EXERCISE DATA
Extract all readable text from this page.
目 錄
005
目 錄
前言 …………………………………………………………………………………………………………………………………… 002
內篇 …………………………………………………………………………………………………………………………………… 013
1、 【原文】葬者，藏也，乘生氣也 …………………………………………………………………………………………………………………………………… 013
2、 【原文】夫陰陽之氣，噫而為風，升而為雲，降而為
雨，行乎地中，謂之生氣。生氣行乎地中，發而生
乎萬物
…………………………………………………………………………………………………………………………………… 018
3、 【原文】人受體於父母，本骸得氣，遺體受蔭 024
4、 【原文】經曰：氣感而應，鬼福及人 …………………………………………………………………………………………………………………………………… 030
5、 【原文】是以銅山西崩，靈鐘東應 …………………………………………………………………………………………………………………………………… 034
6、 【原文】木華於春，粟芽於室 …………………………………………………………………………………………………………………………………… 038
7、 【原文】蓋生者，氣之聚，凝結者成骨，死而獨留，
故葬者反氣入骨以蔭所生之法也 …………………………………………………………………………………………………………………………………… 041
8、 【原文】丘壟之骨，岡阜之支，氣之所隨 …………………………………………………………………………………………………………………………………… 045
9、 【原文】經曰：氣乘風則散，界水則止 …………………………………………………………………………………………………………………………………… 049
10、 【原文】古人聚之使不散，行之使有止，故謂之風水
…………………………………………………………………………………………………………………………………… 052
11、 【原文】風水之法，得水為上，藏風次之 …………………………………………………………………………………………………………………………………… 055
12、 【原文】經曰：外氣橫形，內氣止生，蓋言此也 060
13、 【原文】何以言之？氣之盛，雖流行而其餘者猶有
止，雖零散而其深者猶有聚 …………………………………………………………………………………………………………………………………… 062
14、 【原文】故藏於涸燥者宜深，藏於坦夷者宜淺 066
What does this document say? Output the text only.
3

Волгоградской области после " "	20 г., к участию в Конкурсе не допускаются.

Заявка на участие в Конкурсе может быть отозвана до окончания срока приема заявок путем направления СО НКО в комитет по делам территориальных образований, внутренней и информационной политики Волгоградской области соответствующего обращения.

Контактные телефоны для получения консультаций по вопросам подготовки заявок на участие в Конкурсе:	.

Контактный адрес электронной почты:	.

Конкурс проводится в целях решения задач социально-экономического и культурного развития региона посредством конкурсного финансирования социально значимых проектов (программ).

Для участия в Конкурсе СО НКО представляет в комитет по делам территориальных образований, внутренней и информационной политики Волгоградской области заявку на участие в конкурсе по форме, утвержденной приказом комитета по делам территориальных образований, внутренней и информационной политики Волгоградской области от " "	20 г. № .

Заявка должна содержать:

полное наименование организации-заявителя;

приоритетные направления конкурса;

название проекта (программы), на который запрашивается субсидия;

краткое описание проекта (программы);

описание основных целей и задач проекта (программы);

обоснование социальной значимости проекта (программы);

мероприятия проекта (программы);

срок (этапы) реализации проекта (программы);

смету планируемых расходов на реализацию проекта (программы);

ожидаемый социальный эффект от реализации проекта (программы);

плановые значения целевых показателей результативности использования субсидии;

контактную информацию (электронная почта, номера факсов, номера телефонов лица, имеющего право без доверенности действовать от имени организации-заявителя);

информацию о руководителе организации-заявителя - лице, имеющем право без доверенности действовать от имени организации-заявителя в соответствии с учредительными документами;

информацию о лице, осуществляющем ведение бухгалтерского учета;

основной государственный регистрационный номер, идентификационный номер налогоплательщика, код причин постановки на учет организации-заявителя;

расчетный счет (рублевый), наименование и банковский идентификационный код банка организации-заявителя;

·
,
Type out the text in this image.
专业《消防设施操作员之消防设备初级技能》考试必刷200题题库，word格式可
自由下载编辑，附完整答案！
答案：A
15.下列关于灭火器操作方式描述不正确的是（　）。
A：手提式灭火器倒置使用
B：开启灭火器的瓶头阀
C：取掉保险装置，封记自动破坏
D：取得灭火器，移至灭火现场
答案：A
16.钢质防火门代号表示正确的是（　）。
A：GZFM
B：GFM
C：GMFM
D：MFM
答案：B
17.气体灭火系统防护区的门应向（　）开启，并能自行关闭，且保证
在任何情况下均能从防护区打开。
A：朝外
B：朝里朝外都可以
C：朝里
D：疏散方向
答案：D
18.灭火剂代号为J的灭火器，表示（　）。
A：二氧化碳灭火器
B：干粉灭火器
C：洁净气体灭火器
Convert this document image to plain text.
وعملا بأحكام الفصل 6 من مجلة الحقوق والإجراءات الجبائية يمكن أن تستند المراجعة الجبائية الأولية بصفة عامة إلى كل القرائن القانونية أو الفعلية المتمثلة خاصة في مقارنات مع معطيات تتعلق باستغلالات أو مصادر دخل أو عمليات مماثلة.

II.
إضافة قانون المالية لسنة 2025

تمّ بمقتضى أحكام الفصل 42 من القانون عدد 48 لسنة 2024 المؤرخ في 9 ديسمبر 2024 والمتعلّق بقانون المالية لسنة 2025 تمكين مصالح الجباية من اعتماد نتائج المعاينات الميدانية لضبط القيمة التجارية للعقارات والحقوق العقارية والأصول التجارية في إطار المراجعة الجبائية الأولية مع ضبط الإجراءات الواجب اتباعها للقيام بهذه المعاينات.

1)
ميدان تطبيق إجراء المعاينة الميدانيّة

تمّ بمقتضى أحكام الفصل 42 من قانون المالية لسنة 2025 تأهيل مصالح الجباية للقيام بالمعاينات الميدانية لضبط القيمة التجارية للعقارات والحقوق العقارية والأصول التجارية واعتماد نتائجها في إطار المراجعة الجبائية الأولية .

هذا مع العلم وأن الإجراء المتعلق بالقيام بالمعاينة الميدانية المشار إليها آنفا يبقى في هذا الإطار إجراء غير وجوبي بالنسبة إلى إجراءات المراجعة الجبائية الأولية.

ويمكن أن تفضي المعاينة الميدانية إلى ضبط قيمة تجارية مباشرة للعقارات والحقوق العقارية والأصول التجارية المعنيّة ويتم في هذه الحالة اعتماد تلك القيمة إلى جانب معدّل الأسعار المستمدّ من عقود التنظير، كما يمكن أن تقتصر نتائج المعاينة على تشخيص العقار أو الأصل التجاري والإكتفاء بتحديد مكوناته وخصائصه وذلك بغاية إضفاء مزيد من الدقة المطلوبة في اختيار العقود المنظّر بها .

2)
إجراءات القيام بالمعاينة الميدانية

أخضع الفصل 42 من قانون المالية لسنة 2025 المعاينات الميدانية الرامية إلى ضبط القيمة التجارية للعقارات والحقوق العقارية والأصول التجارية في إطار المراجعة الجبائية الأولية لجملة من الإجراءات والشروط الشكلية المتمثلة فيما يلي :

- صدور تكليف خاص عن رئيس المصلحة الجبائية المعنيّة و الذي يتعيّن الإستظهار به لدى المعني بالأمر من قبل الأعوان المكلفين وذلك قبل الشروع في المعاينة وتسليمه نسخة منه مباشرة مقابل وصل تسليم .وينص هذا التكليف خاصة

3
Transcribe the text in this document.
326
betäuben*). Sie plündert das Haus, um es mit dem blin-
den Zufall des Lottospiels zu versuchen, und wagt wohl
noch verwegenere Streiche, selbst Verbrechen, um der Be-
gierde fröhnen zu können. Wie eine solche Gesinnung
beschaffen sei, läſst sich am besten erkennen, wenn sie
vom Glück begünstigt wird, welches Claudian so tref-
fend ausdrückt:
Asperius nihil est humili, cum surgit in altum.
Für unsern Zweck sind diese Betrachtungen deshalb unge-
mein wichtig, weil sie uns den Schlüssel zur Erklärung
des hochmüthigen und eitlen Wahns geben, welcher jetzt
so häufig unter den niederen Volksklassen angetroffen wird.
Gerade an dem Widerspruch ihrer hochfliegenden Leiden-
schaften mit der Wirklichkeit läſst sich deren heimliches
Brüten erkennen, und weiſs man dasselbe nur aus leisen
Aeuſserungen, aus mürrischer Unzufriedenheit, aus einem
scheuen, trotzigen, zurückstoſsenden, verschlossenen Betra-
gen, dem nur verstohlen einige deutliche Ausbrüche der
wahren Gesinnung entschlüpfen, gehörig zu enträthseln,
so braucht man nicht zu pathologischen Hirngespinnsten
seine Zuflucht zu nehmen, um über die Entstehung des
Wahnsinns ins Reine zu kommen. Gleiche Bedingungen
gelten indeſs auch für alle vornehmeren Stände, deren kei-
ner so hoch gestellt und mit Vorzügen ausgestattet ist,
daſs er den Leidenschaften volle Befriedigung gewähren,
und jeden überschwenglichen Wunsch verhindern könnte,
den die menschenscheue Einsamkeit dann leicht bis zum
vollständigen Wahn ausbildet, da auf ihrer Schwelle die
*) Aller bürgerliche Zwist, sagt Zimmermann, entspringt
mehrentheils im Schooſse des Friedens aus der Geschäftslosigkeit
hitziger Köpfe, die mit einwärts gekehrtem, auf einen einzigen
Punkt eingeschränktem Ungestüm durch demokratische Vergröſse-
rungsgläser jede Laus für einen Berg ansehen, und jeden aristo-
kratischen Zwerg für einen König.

TO DO
From the listing, copy every line where the string "ihrer" appears.

FINISHED EXERCISE
Gerade an dem Widerspruch ihrer hochfliegenden Leiden-
vollständigen Wahn ausbildet, da auf ihrer Schwelle die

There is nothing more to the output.